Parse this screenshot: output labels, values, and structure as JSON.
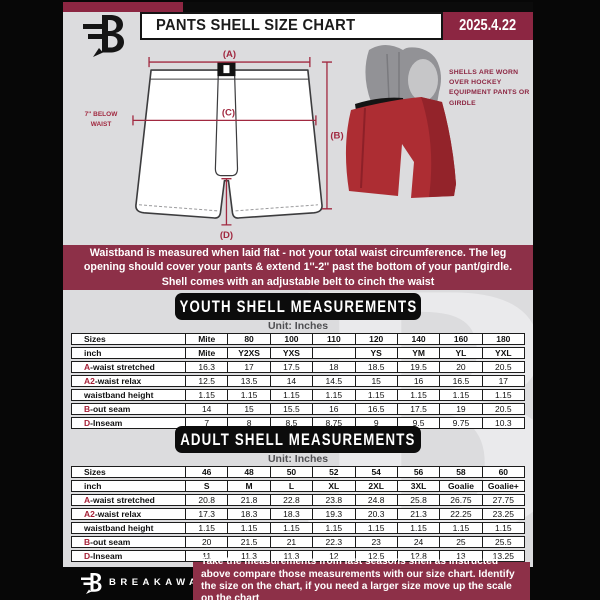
{
  "header": {
    "title": "PANTS SHELL SIZE CHART",
    "date": "2025.4.22"
  },
  "diagram": {
    "label_a": "(A)",
    "label_b": "(B)",
    "label_c": "(C)",
    "label_d": "(D)",
    "below_waist_note": "7'' BELOW WAIST",
    "shell_note": "SHELLS ARE WORN OVER HOCKEY EQUIPMENT PANTS OR GIRDLE"
  },
  "banner": {
    "text": "Waistband is measured when laid flat - not your total waist circumference. The leg opening should cover your pants & extend 1''-2'' past the bottom of your pant/girdle. Shell comes with an adjustable belt to cinch the waist"
  },
  "youth_table": {
    "section_title": "YOUTH SHELL MEASUREMENTS",
    "unit_label": "Unit: Inches",
    "rows": [
      {
        "prefix": "",
        "label": "Sizes",
        "header": true,
        "values": [
          "Mite",
          "80",
          "100",
          "110",
          "120",
          "140",
          "160",
          "180"
        ]
      },
      {
        "prefix": "",
        "label": "inch",
        "header": true,
        "values": [
          "Mite",
          "Y2XS",
          "YXS",
          "",
          "YS",
          "YM",
          "YL",
          "YXL"
        ]
      },
      {
        "prefix": "A",
        "label": "-waist stretched",
        "header": false,
        "values": [
          "16.3",
          "17",
          "17.5",
          "18",
          "18.5",
          "19.5",
          "20",
          "20.5"
        ]
      },
      {
        "prefix": "A2",
        "label": "-waist relax",
        "header": false,
        "values": [
          "12.5",
          "13.5",
          "14",
          "14.5",
          "15",
          "16",
          "16.5",
          "17"
        ]
      },
      {
        "prefix": "",
        "label": "waistband height",
        "header": false,
        "values": [
          "1.15",
          "1.15",
          "1.15",
          "1.15",
          "1.15",
          "1.15",
          "1.15",
          "1.15"
        ]
      },
      {
        "prefix": "B",
        "label": "-out seam",
        "header": false,
        "values": [
          "14",
          "15",
          "15.5",
          "16",
          "16.5",
          "17.5",
          "19",
          "20.5"
        ]
      },
      {
        "prefix": "D",
        "label": "-Inseam",
        "header": false,
        "values": [
          "7",
          "8",
          "8.5",
          "8.75",
          "9",
          "9.5",
          "9.75",
          "10.3"
        ]
      }
    ]
  },
  "adult_table": {
    "section_title": "ADULT SHELL MEASUREMENTS",
    "unit_label": "Unit: Inches",
    "rows": [
      {
        "prefix": "",
        "label": "Sizes",
        "header": true,
        "values": [
          "46",
          "48",
          "50",
          "52",
          "54",
          "56",
          "58",
          "60"
        ]
      },
      {
        "prefix": "",
        "label": "inch",
        "header": true,
        "values": [
          "S",
          "M",
          "L",
          "XL",
          "2XL",
          "3XL",
          "Goalie",
          "Goalie+"
        ]
      },
      {
        "prefix": "A",
        "label": "-waist stretched",
        "header": false,
        "values": [
          "20.8",
          "21.8",
          "22.8",
          "23.8",
          "24.8",
          "25.8",
          "26.75",
          "27.75"
        ]
      },
      {
        "prefix": "A2",
        "label": "-waist relax",
        "header": false,
        "values": [
          "17.3",
          "18.3",
          "18.3",
          "19.3",
          "20.3",
          "21.3",
          "22.25",
          "23.25"
        ]
      },
      {
        "prefix": "",
        "label": "waistband height",
        "header": false,
        "values": [
          "1.15",
          "1.15",
          "1.15",
          "1.15",
          "1.15",
          "1.15",
          "1.15",
          "1.15"
        ]
      },
      {
        "prefix": "B",
        "label": "-out seam",
        "header": false,
        "values": [
          "20",
          "21.5",
          "21",
          "22.3",
          "23",
          "24",
          "25",
          "25.5"
        ]
      },
      {
        "prefix": "D",
        "label": "-Inseam",
        "header": false,
        "values": [
          "11",
          "11.3",
          "11.3",
          "12",
          "12.5",
          "12.8",
          "13",
          "13.25"
        ]
      }
    ]
  },
  "footer": {
    "brand": "BREAKAWAY",
    "watermark_letter": "B",
    "note": "Take the measurements from last seasons shell as instructed above compare those measurements  with our size chart. Identify the size on the chart, if you need a larger size move up the scale on the chart"
  },
  "colors": {
    "maroon_banner": "#8d3048",
    "maroon_dark": "#8c2642",
    "red_accent": "#a51e35",
    "page_bg": "#dcdcde",
    "shell_red": "#ad2d33"
  }
}
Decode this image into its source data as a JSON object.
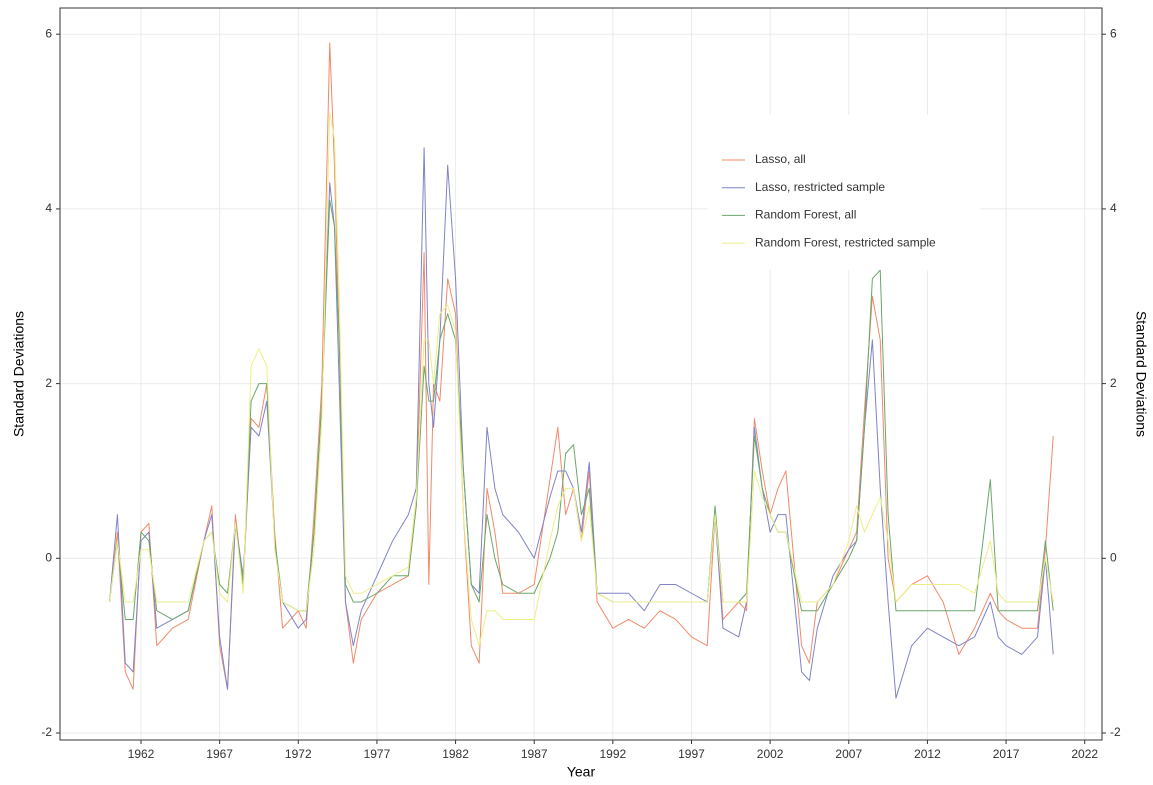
{
  "chart_data": {
    "type": "line",
    "xlabel": "Year",
    "ylabel": "Standard Deviations",
    "y2label": "Standard Deviations",
    "xlim": [
      1956.85,
      2023.1
    ],
    "xticks": [
      1962,
      1967,
      1972,
      1977,
      1982,
      1987,
      1992,
      1997,
      2002,
      2007,
      2012,
      2017,
      2022
    ],
    "ylim": [
      -2.08,
      6.3
    ],
    "yticks": [
      -2,
      0,
      2,
      4,
      6
    ],
    "y2lim": [
      -2.08,
      6.3
    ],
    "y2ticks": [
      -2,
      0,
      2,
      4,
      6
    ],
    "grid": true,
    "legend": "upper right",
    "x": [
      1960,
      1960.5,
      1961,
      1961.5,
      1962,
      1962.5,
      1963,
      1964,
      1965,
      1966,
      1966.5,
      1967,
      1967.5,
      1968,
      1968.5,
      1969,
      1969.5,
      1970,
      1970.5,
      1971,
      1972,
      1972.5,
      1973,
      1973.5,
      1974,
      1974.3,
      1974.6,
      1975,
      1975.5,
      1976,
      1977,
      1978,
      1979,
      1979.5,
      1980,
      1980.3,
      1980.6,
      1981,
      1981.5,
      1982,
      1982.5,
      1983,
      1983.5,
      1984,
      1984.5,
      1985,
      1986,
      1987,
      1988,
      1988.5,
      1989,
      1989.5,
      1990,
      1990.5,
      1991,
      1992,
      1993,
      1994,
      1995,
      1996,
      1997,
      1998,
      1998.5,
      1999,
      2000,
      2000.5,
      2001,
      2001.5,
      2002,
      2002.5,
      2003,
      2004,
      2004.5,
      2005,
      2006,
      2007,
      2007.5,
      2008,
      2008.5,
      2009,
      2009.5,
      2010,
      2011,
      2012,
      2013,
      2014,
      2015,
      2016,
      2016.5,
      2017,
      2018,
      2019,
      2019.5,
      2020
    ],
    "series": [
      {
        "name": "Lasso, all",
        "color": "#f08a6a",
        "values": [
          -0.5,
          0.3,
          -1.3,
          -1.5,
          0.3,
          0.4,
          -1.0,
          -0.8,
          -0.7,
          0.2,
          0.6,
          -1.0,
          -1.5,
          0.5,
          -0.3,
          1.6,
          1.5,
          2.0,
          0.3,
          -0.8,
          -0.6,
          -0.8,
          0.5,
          2.0,
          5.9,
          4.5,
          2.5,
          -0.5,
          -1.2,
          -0.7,
          -0.4,
          -0.3,
          -0.2,
          0.6,
          3.5,
          -0.3,
          2.0,
          1.8,
          3.2,
          2.8,
          0.5,
          -1.0,
          -1.2,
          0.8,
          0.3,
          -0.4,
          -0.4,
          -0.3,
          0.9,
          1.5,
          0.5,
          0.8,
          0.2,
          1.0,
          -0.5,
          -0.8,
          -0.7,
          -0.8,
          -0.6,
          -0.7,
          -0.9,
          -1.0,
          0.5,
          -0.7,
          -0.5,
          -0.6,
          1.6,
          1.0,
          0.5,
          0.8,
          1.0,
          -1.0,
          -1.2,
          -0.5,
          -0.3,
          0.1,
          0.3,
          1.7,
          3.0,
          2.5,
          0.0,
          -0.5,
          -0.3,
          -0.2,
          -0.5,
          -1.1,
          -0.8,
          -0.4,
          -0.6,
          -0.7,
          -0.8,
          -0.8,
          0.1,
          1.4
        ]
      },
      {
        "name": "Lasso, restricted sample",
        "color": "#7f84c8",
        "values": [
          -0.5,
          0.5,
          -1.2,
          -1.3,
          0.2,
          0.3,
          -0.8,
          -0.7,
          -0.6,
          0.2,
          0.5,
          -0.9,
          -1.5,
          0.4,
          -0.2,
          1.5,
          1.4,
          1.8,
          0.2,
          -0.5,
          -0.8,
          -0.7,
          0.3,
          1.8,
          4.3,
          3.8,
          2.0,
          -0.5,
          -1.0,
          -0.6,
          -0.2,
          0.2,
          0.5,
          0.8,
          4.7,
          2.0,
          1.5,
          2.5,
          4.5,
          3.2,
          1.0,
          -0.3,
          -0.4,
          1.5,
          0.8,
          0.5,
          0.3,
          0.0,
          0.7,
          1.0,
          1.0,
          0.8,
          0.3,
          1.1,
          -0.4,
          -0.4,
          -0.4,
          -0.6,
          -0.3,
          -0.3,
          -0.4,
          -0.5,
          0.5,
          -0.8,
          -0.9,
          -0.5,
          1.5,
          0.8,
          0.3,
          0.5,
          0.5,
          -1.3,
          -1.4,
          -0.8,
          -0.2,
          0.1,
          0.2,
          1.5,
          2.5,
          0.8,
          -0.5,
          -1.6,
          -1.0,
          -0.8,
          -0.9,
          -1.0,
          -0.9,
          -0.5,
          -0.9,
          -1.0,
          -1.1,
          -0.9,
          0.0,
          -1.1
        ]
      },
      {
        "name": "Random Forest, all",
        "color": "#6ba66b",
        "values": [
          -0.5,
          0.2,
          -0.7,
          -0.7,
          0.3,
          0.2,
          -0.6,
          -0.7,
          -0.6,
          0.2,
          0.3,
          -0.3,
          -0.4,
          0.4,
          -0.3,
          1.8,
          2.0,
          2.0,
          0.2,
          -0.5,
          -0.6,
          -0.6,
          0.3,
          1.8,
          4.1,
          3.8,
          2.5,
          -0.3,
          -0.5,
          -0.5,
          -0.4,
          -0.2,
          -0.2,
          0.6,
          2.2,
          1.8,
          1.8,
          2.5,
          2.8,
          2.5,
          1.0,
          -0.3,
          -0.5,
          0.5,
          0.0,
          -0.3,
          -0.4,
          -0.4,
          0.0,
          0.3,
          1.2,
          1.3,
          0.5,
          0.8,
          -0.4,
          -0.5,
          -0.5,
          -0.5,
          -0.5,
          -0.5,
          -0.5,
          -0.5,
          0.6,
          -0.5,
          -0.5,
          -0.4,
          1.4,
          0.8,
          0.5,
          0.3,
          0.3,
          -0.6,
          -0.6,
          -0.6,
          -0.3,
          0.0,
          0.2,
          1.5,
          3.2,
          3.3,
          0.5,
          -0.6,
          -0.6,
          -0.6,
          -0.6,
          -0.6,
          -0.6,
          0.9,
          -0.6,
          -0.6,
          -0.6,
          -0.6,
          0.2,
          -0.6
        ]
      },
      {
        "name": "Random Forest, restricted sample",
        "color": "#eeee88",
        "values": [
          -0.5,
          0.2,
          -0.5,
          -0.5,
          0.1,
          0.1,
          -0.5,
          -0.5,
          -0.5,
          0.2,
          0.3,
          -0.4,
          -0.5,
          0.4,
          -0.4,
          2.2,
          2.4,
          2.2,
          0.1,
          -0.5,
          -0.6,
          -0.6,
          0.1,
          1.6,
          5.1,
          4.8,
          3.0,
          -0.2,
          -0.4,
          -0.4,
          -0.3,
          -0.2,
          -0.1,
          0.7,
          2.5,
          2.5,
          2.0,
          2.8,
          2.9,
          2.6,
          0.5,
          -0.7,
          -1.0,
          -0.6,
          -0.6,
          -0.7,
          -0.7,
          -0.7,
          0.2,
          0.6,
          0.8,
          0.8,
          0.2,
          0.6,
          -0.4,
          -0.5,
          -0.5,
          -0.5,
          -0.5,
          -0.5,
          -0.5,
          -0.5,
          0.5,
          -0.5,
          -0.5,
          -0.5,
          1.0,
          0.7,
          0.5,
          0.3,
          0.3,
          -0.5,
          -0.5,
          -0.5,
          -0.3,
          0.2,
          0.6,
          0.3,
          0.5,
          0.7,
          0.2,
          -0.5,
          -0.3,
          -0.3,
          -0.3,
          -0.3,
          -0.4,
          0.2,
          -0.4,
          -0.5,
          -0.5,
          -0.5,
          0.0,
          -0.5
        ]
      }
    ]
  }
}
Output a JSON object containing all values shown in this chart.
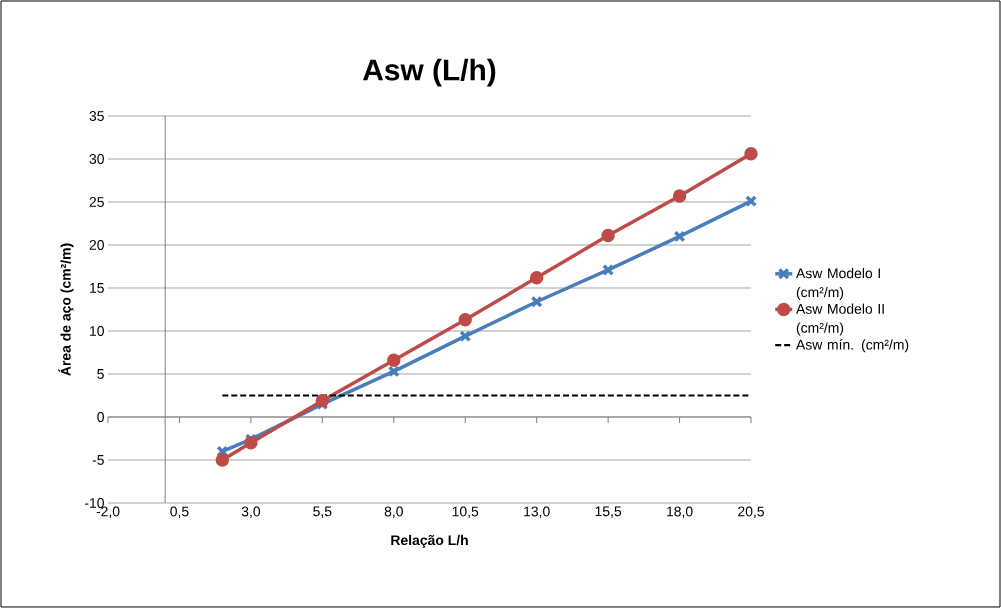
{
  "chart_data": {
    "type": "line",
    "title": "Asw (L/h)",
    "xlabel": "Relação L/h",
    "ylabel": "Área de aço (cm²/m)",
    "x": [
      2.0,
      3.0,
      5.5,
      8.0,
      10.5,
      13.0,
      15.5,
      18.0,
      20.5
    ],
    "series": [
      {
        "name": "Asw Modelo I (cm²/m)",
        "color": "#4a7ebb",
        "marker": "cross",
        "line_style": "solid",
        "values": [
          -4.0,
          -2.6,
          1.5,
          5.3,
          9.4,
          13.4,
          17.1,
          21.0,
          25.1
        ]
      },
      {
        "name": "Asw Modelo II (cm²/m)",
        "color": "#be4b48",
        "marker": "circle",
        "line_style": "solid",
        "values": [
          -5.0,
          -3.0,
          1.9,
          6.6,
          11.3,
          16.2,
          21.1,
          25.7,
          30.6
        ]
      },
      {
        "name": "Asw mín. (cm²/m)",
        "color": "#000000",
        "marker": "none",
        "line_style": "dashed",
        "values": [
          2.5,
          2.5,
          2.5,
          2.5,
          2.5,
          2.5,
          2.5,
          2.5,
          2.5
        ]
      }
    ],
    "xlim": [
      -2.0,
      20.5
    ],
    "xticks": [
      {
        "value": -2.0,
        "label": "-2,0"
      },
      {
        "value": 0.5,
        "label": "0,5"
      },
      {
        "value": 3.0,
        "label": "3,0"
      },
      {
        "value": 5.5,
        "label": "5,5"
      },
      {
        "value": 8.0,
        "label": "8,0"
      },
      {
        "value": 10.5,
        "label": "10,5"
      },
      {
        "value": 13.0,
        "label": "13,0"
      },
      {
        "value": 15.5,
        "label": "15,5"
      },
      {
        "value": 18.0,
        "label": "18,0"
      },
      {
        "value": 20.5,
        "label": "20,5"
      }
    ],
    "ylim": [
      -10,
      35
    ],
    "yticks": [
      -10,
      -5,
      0,
      5,
      10,
      15,
      20,
      25,
      30,
      35
    ],
    "grid": "y",
    "legend": "right"
  }
}
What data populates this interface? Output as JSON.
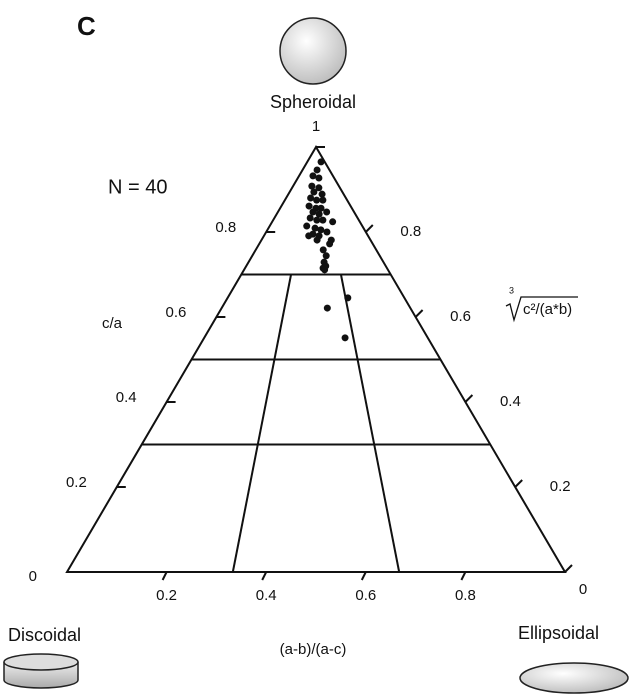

• The exercise: Find "ylabel". Copy every line it occurs in.

• Solved problem:
    "ylabel": "Standard Deviations",
    "ylabel": "Área de aço (cm²/m)",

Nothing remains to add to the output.